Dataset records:
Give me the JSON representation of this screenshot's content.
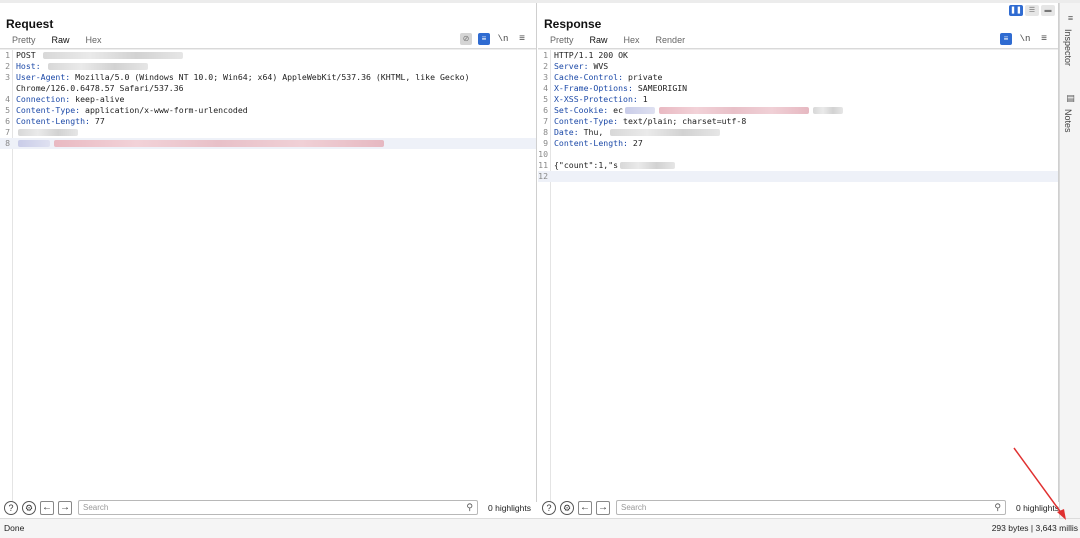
{
  "request": {
    "title": "Request",
    "tabs": [
      "Pretty",
      "Raw",
      "Hex"
    ],
    "active_tab": "Raw",
    "lines": [
      {
        "n": "1",
        "key": "",
        "val": "POST"
      },
      {
        "n": "2",
        "key": "Host:",
        "val": ""
      },
      {
        "n": "3",
        "key": "User-Agent:",
        "val": "Mozilla/5.0 (Windows NT 10.0; Win64; x64) AppleWebKit/537.36 (KHTML, like Gecko)"
      },
      {
        "n": "",
        "key": "",
        "val": "Chrome/126.0.6478.57 Safari/537.36"
      },
      {
        "n": "4",
        "key": "Connection:",
        "val": "keep-alive"
      },
      {
        "n": "5",
        "key": "Content-Type:",
        "val": "application/x-www-form-urlencoded"
      },
      {
        "n": "6",
        "key": "Content-Length:",
        "val": "77"
      },
      {
        "n": "7",
        "key": "",
        "val": ""
      },
      {
        "n": "8",
        "key": "",
        "val": ""
      }
    ],
    "search_placeholder": "Search",
    "highlights": "0 highlights"
  },
  "response": {
    "title": "Response",
    "tabs": [
      "Pretty",
      "Raw",
      "Hex",
      "Render"
    ],
    "active_tab": "Raw",
    "lines": [
      {
        "n": "1",
        "key": "",
        "val": "HTTP/1.1 200 OK"
      },
      {
        "n": "2",
        "key": "Server:",
        "val": "WVS"
      },
      {
        "n": "3",
        "key": "Cache-Control:",
        "val": "private"
      },
      {
        "n": "4",
        "key": "X-Frame-Options:",
        "val": "SAMEORIGIN"
      },
      {
        "n": "5",
        "key": "X-XSS-Protection:",
        "val": "1"
      },
      {
        "n": "6",
        "key": "Set-Cookie:",
        "val": "ec"
      },
      {
        "n": "7",
        "key": "Content-Type:",
        "val": "text/plain; charset=utf-8"
      },
      {
        "n": "8",
        "key": "Date:",
        "val": "Thu,"
      },
      {
        "n": "9",
        "key": "Content-Length:",
        "val": "27"
      },
      {
        "n": "10",
        "key": "",
        "val": ""
      },
      {
        "n": "11",
        "key": "",
        "val": "{\"count\":1,\"s"
      },
      {
        "n": "12",
        "key": "",
        "val": ""
      }
    ],
    "search_placeholder": "Search",
    "highlights": "0 highlights"
  },
  "sidebar": {
    "inspector": "Inspector",
    "notes": "Notes"
  },
  "status": {
    "left": "Done",
    "right": "293 bytes | 3,643 millis"
  },
  "icons": {
    "help": "help-icon",
    "settings": "gear-icon",
    "back": "arrow-left-icon",
    "forward": "arrow-right-icon",
    "search": "search-icon"
  },
  "colors": {
    "accent_tab": "#e8651e",
    "active_blue": "#2f6bd1",
    "header_key": "#1d4aa8",
    "annotation_arrow": "#e03030"
  }
}
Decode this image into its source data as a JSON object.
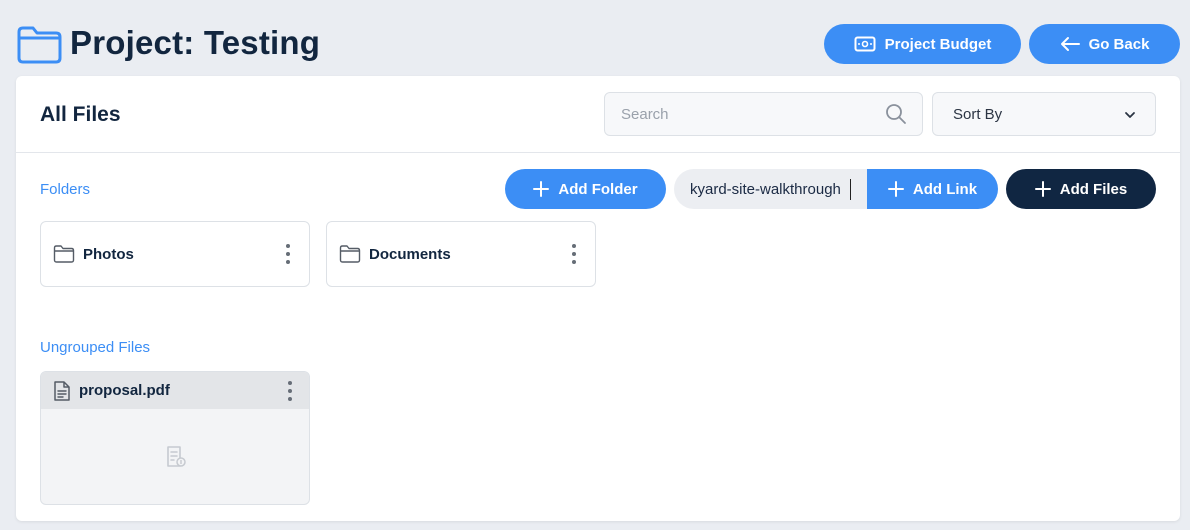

__Required task__: Copy out every line of the data that includes "JSON".

__Solution to the exercise__:
Give me the JSON representation of this screenshot's content.
Decode this image into its source data as a JSON object.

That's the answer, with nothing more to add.